[Saved entries]

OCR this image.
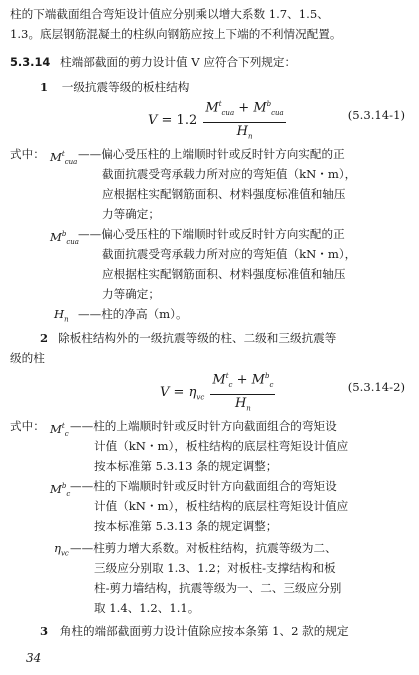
柱的下端截面组合弯矩设计值应分别乘以增大系数 1.7、1.5、
1.3。底层钢筋混凝土的柱纵向钢筋应按上下端的不利情况配置。
5.3.14 柱端部截面的剪力设计值 V 应符合下列规定：
1 一级抗震等级的板柱结构
$V = 1.2 \frac{M^t_{cua} + M^b_{cua}}{H_n}$	(5.3.14-1)
式中： $M^t_{cua}$
——偏心受压柱的上端顺时针或反时针方向实配的正
截面抗震受弯承载力所对应的弯矩值（kN・m），
应根据柱实配钢筋面积、材料强度标准值和轴压
力等确定；
$M^b_{cua}$
——偏心受压柱的下端顺时针或反时针方向实配的正
截面抗震受弯承载力所对应的弯矩值（kN・m），
应根据柱实配钢筋面积、材料强度标准值和轴压
力等确定；
$H_n$ ——柱的净高（m）。
2 除板柱结构外的一级抗震等级的柱、二级和三级抗震等
级的柱
$V = \eta_{vc} \frac{M^t_c + M^b_c}{H_n}$	(5.3.14-2)
式中： $M^t_c$
——柱的上端顺时针或反时针方向截面组合的弯矩设
计值（kN・m），板柱结构的底层柱弯矩设计值应
按本标准第 5.3.13 条的规定调整；
$M^b_c$
——柱的下端顺时针或反时针方向截面组合的弯矩设
计值（kN・m），板柱结构的底层柱弯矩设计值应
按本标准第 5.3.13 条的规定调整；
$\eta_{vc}$ ——柱剪力增大系数。对板柱结构，抗震等级为二、
三级应分别取 1.3、1.2；对板柱-支撑结构和板
柱-剪力墙结构，抗震等级为一、二、三级应分别
取 1.4、1.2、1.1。
3 角柱的端部截面剪力设计值除应按本条第 1、2 款的规定
34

• **Exercise details**
Go over the records above line by line and count those holding the word "frac". Reply only with the number.

• **Problem solution**
2